Task description:
Copy out the lines that include the word "compañeros".

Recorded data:
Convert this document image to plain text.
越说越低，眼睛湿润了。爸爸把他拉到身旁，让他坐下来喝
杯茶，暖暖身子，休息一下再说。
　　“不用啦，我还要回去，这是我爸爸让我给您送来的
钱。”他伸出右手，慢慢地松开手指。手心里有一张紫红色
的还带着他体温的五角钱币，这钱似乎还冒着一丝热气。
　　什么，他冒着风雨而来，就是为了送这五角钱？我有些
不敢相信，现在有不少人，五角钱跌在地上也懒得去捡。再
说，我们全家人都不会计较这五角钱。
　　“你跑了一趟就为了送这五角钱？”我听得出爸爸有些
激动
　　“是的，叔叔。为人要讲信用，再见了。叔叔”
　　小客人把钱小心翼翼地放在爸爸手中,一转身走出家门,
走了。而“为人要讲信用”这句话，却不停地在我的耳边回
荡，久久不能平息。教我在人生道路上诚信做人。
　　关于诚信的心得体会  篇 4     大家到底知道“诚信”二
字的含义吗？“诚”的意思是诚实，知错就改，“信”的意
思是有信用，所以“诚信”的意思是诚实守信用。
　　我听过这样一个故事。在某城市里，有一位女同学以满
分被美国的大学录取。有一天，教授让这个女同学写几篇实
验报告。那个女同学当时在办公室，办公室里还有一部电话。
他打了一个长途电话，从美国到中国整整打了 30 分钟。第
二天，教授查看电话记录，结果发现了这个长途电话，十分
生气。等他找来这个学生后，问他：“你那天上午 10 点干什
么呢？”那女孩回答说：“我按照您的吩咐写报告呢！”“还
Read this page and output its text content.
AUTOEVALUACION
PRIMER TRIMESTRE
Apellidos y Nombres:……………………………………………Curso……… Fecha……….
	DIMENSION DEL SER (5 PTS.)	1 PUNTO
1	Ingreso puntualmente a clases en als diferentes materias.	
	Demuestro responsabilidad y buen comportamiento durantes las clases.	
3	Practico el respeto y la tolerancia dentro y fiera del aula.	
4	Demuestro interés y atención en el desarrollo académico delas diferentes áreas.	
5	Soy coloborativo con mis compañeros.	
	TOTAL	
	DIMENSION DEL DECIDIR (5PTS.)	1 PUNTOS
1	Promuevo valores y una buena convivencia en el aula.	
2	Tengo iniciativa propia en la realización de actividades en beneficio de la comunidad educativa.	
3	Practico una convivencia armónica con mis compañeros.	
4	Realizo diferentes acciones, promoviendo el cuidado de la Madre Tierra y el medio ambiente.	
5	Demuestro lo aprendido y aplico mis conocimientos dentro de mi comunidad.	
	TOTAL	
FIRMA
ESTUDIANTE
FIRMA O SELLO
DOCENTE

Finished task:
5	Soy coloborativo con mis compañeros.	
3	Practico una convivencia armónica con mis compañeros.	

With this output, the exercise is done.